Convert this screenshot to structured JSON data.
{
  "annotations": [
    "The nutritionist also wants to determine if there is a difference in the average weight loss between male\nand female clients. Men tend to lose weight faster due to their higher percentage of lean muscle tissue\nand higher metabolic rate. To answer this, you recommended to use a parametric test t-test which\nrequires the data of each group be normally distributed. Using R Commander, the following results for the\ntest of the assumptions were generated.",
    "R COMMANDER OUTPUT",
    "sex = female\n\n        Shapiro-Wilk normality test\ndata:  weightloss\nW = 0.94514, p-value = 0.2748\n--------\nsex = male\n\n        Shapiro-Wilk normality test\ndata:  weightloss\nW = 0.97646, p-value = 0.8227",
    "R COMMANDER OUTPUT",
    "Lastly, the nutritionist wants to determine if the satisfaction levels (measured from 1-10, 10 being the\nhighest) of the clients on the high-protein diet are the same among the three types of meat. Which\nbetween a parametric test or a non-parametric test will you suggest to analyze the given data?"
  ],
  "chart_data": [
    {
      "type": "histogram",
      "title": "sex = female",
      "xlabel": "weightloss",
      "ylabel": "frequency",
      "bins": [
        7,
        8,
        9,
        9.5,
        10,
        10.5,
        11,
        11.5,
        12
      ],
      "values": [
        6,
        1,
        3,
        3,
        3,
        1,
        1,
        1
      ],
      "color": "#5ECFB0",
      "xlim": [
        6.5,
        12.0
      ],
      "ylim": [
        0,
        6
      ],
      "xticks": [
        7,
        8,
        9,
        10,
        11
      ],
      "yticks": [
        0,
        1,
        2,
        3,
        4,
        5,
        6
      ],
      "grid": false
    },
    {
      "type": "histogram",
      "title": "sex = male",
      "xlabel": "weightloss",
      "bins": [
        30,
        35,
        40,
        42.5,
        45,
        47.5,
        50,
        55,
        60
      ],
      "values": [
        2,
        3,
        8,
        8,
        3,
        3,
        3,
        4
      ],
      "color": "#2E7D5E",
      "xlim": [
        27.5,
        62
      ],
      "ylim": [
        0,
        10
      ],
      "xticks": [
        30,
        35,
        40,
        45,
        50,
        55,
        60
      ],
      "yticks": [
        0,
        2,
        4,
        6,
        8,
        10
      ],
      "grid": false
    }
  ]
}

######

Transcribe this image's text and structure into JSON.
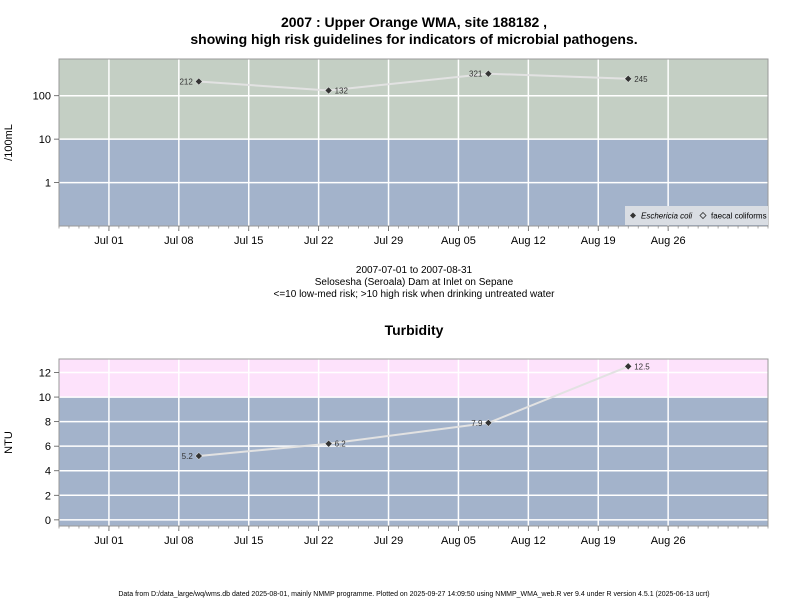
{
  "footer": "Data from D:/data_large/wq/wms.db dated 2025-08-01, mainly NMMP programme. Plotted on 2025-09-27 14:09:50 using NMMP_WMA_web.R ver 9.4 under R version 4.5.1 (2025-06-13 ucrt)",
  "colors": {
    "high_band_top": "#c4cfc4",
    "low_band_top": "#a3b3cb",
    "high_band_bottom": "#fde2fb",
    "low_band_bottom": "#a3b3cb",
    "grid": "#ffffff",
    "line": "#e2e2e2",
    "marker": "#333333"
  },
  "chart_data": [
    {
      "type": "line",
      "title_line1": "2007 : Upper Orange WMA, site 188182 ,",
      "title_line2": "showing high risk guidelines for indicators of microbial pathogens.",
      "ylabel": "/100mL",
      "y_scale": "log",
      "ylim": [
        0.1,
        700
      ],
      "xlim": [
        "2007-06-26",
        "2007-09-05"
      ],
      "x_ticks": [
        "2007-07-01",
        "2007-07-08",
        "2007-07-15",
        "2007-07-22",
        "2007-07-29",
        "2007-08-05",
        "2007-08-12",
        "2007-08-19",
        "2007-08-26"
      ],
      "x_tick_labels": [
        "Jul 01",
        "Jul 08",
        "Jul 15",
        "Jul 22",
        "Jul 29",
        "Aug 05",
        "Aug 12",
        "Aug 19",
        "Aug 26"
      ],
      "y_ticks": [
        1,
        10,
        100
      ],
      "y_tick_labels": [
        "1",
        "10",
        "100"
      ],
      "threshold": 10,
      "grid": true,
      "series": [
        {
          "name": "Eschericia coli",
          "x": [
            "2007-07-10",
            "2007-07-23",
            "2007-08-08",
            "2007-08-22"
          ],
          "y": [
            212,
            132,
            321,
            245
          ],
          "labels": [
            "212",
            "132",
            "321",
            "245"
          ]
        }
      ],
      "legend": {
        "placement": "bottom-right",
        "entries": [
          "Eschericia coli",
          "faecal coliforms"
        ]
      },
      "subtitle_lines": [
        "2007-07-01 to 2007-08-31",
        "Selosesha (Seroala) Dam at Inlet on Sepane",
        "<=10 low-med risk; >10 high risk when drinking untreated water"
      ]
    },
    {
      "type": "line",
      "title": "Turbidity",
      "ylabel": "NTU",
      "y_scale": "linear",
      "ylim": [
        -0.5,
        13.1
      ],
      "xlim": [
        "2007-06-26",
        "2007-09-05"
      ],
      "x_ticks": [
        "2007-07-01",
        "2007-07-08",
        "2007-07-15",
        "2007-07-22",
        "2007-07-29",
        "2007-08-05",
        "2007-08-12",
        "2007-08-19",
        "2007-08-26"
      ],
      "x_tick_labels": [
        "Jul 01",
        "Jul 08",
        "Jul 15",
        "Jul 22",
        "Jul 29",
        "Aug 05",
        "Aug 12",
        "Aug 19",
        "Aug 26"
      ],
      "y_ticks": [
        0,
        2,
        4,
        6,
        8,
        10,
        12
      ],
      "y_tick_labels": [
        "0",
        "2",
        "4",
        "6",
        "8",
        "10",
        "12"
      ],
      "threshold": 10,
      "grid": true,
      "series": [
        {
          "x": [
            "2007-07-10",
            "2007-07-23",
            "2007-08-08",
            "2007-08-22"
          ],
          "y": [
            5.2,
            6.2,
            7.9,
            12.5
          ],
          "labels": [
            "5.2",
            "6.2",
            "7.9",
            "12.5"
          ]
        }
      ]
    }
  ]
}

######

## Brief
Wherever the string "Eschericia" is found in the entries, copy the line it sits in.

## Exercise result
          "name": "Eschericia coli",
          "Eschericia coli",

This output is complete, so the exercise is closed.